◆ **Task instructions**:
Review the material and extract every line in which the word "Station" occurs.

** START Record set **

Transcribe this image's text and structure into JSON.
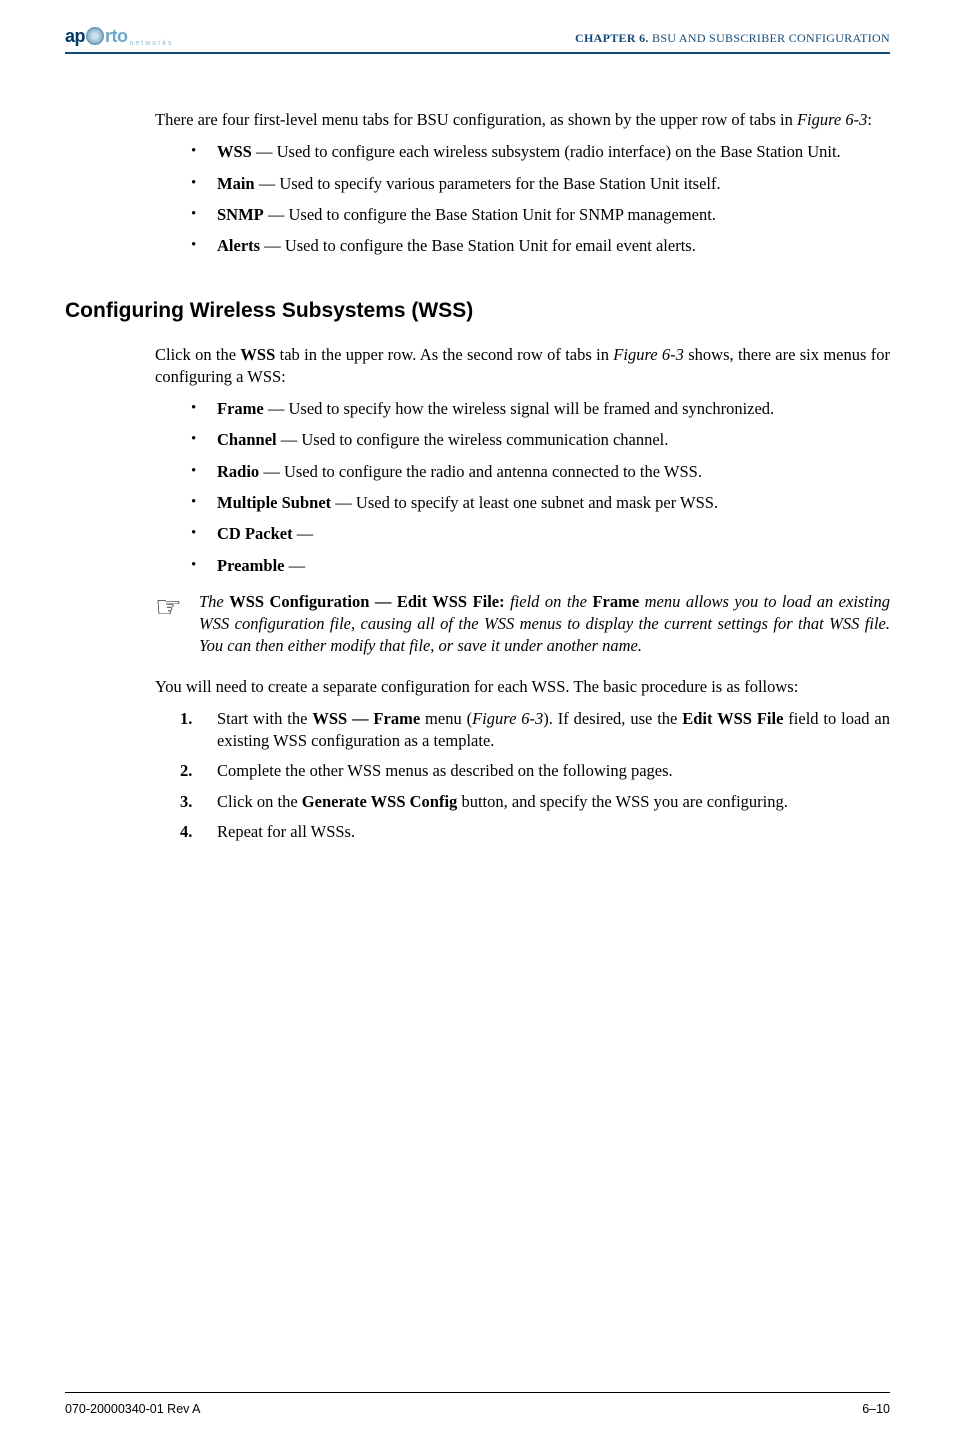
{
  "header": {
    "logo_text_a": "ap",
    "logo_text_b": "rto",
    "logo_sub": "networks",
    "chapter_prefix": "CHAPTER 6.  ",
    "chapter_title": "BSU AND SUBSCRIBER CONFIGURATION"
  },
  "intro": {
    "p1_a": "There are four first-level menu tabs for BSU configuration, as shown by the upper row of tabs in ",
    "p1_fig": "Figure 6-3",
    "p1_b": ":",
    "bullets": [
      {
        "term": "WSS",
        "desc": " — Used to configure each wireless subsystem (radio interface) on the Base Station Unit."
      },
      {
        "term": "Main",
        "desc": " — Used to specify various parameters for the Base Station Unit itself."
      },
      {
        "term": "SNMP",
        "desc": " — Used to configure the Base Station Unit for SNMP management."
      },
      {
        "term": "Alerts",
        "desc": " — Used to configure the Base Station Unit for email event alerts."
      }
    ]
  },
  "section": {
    "title": "Configuring Wireless Subsystems (WSS)",
    "p1_a": "Click on the ",
    "p1_b": "WSS",
    "p1_c": " tab in the upper row. As the second row of tabs in ",
    "p1_fig": "Figure 6-3",
    "p1_d": " shows, there are six menus for configuring a WSS:",
    "bullets": [
      {
        "term": "Frame",
        "desc": " — Used to specify how the wireless signal will be framed and synchronized."
      },
      {
        "term": "Channel",
        "desc": " — Used to configure the wireless communication channel."
      },
      {
        "term": "Radio",
        "desc": " — Used to configure the radio and antenna connected to the WSS."
      },
      {
        "term": "Multiple Subnet",
        "desc": " — Used to specify at least one subnet and mask per WSS."
      },
      {
        "term": "CD Packet",
        "desc": " — "
      },
      {
        "term": "Preamble",
        "desc": " — "
      }
    ],
    "note_a": "The ",
    "note_b": "WSS Configuration — Edit WSS File:",
    "note_c": " field on the ",
    "note_d": "Frame",
    "note_e": " menu allows you to load an existing WSS configuration file, causing all of the WSS menus to display the current settings for that WSS file. You can then either modify that file, or save it under another name.",
    "p2": "You will need to create a separate configuration for each WSS. The basic procedure is as follows:",
    "steps": [
      {
        "n": "1.",
        "a": "Start with the ",
        "b": "WSS — Frame",
        "c": " menu (",
        "fig": "Figure 6-3",
        "d": "). If desired, use the ",
        "e": "Edit WSS File",
        "f": " field to load an existing WSS configuration as a template."
      },
      {
        "n": "2.",
        "a": "Complete the other WSS menus as described on the following pages.",
        "b": "",
        "c": "",
        "fig": "",
        "d": "",
        "e": "",
        "f": ""
      },
      {
        "n": "3.",
        "a": "Click on the ",
        "b": "Generate WSS Config",
        "c": " button, and specify the WSS you are configuring.",
        "fig": "",
        "d": "",
        "e": "",
        "f": ""
      },
      {
        "n": "4.",
        "a": "Repeat for all WSSs.",
        "b": "",
        "c": "",
        "fig": "",
        "d": "",
        "e": "",
        "f": ""
      }
    ]
  },
  "footer": {
    "left": "070-20000340-01 Rev A",
    "right": "6–10"
  }
}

** END Record set **

◆ **Solution to the problem**:
        "desc": " — Used to configure each wireless subsystem (radio interface) on the Base Station Unit."
        "desc": " — Used to specify various parameters for the Base Station Unit itself."
        "desc": " — Used to configure the Base Station Unit for SNMP management."
        "desc": " — Used to configure the Base Station Unit for email event alerts."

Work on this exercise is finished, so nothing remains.